*WHAT TO PRODUCE*.
Reproduce every entry below precisely. Pictures are excluded from the copy.

*SUPPLIED ENTRIES*.
########

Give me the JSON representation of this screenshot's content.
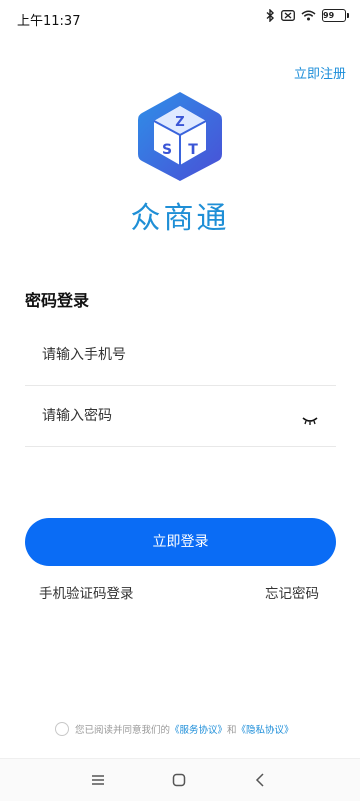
{
  "status_bar": {
    "time": "上午11:37",
    "battery": "99",
    "icons": [
      "bluetooth-icon",
      "silent-icon",
      "wifi-icon",
      "battery-icon"
    ]
  },
  "header": {
    "register_link": "立即注册"
  },
  "brand": {
    "name": "众商通",
    "logo_letters": [
      "Z",
      "S",
      "T"
    ],
    "colors": {
      "primary": "#1f8fd6",
      "button": "#0a6cf5"
    }
  },
  "login": {
    "title": "密码登录",
    "phone_placeholder": "请输入手机号",
    "password_placeholder": "请输入密码",
    "submit_label": "立即登录",
    "sms_login_label": "手机验证码登录",
    "forgot_password_label": "忘记密码"
  },
  "agreement": {
    "prefix": "您已阅读并同意我们的",
    "service_link": "《服务协议》",
    "joiner": "和",
    "privacy_link": "《隐私协议》"
  },
  "nav_bar": {
    "buttons": [
      "menu-icon",
      "home-icon",
      "back-icon"
    ]
  }
}
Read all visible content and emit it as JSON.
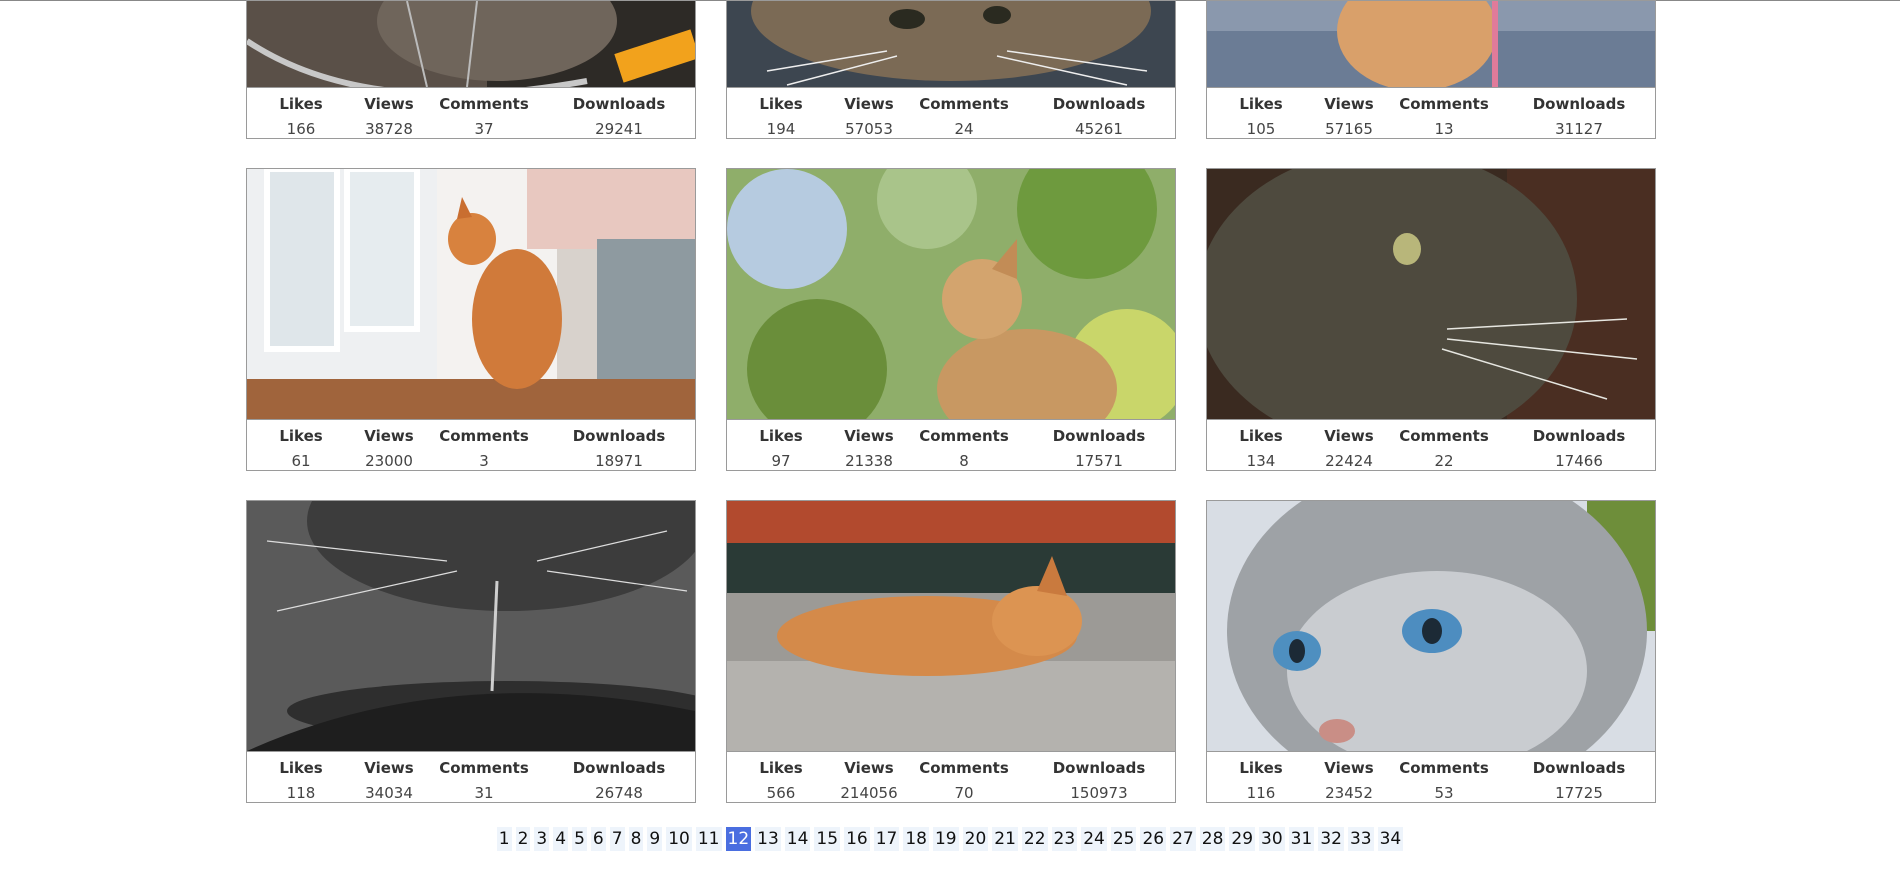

########

*COMPLETED EXERCISE*.
Give me the JSON representation of this screenshot's content.
{
  "status_bar": {
    "time": "上午11:37",
    "battery": "99",
    "icons": [
      "bluetooth-icon",
      "silent-icon",
      "wifi-icon",
      "battery-icon"
    ]
  },
  "header": {
    "register_link": "立即注册"
  },
  "brand": {
    "name": "众商通",
    "logo_letters": [
      "Z",
      "S",
      "T"
    ],
    "colors": {
      "primary": "#1f8fd6",
      "button": "#0a6cf5"
    }
  },
  "login": {
    "title": "密码登录",
    "phone_placeholder": "请输入手机号",
    "password_placeholder": "请输入密码",
    "submit_label": "立即登录",
    "sms_login_label": "手机验证码登录",
    "forgot_password_label": "忘记密码"
  },
  "agreement": {
    "prefix": "您已阅读并同意我们的",
    "service_link": "《服务协议》",
    "joiner": "和",
    "privacy_link": "《隐私协议》"
  },
  "nav_bar": {
    "buttons": [
      "menu-icon",
      "home-icon",
      "back-icon"
    ]
  }
}
Read all visible content and emit it as JSON.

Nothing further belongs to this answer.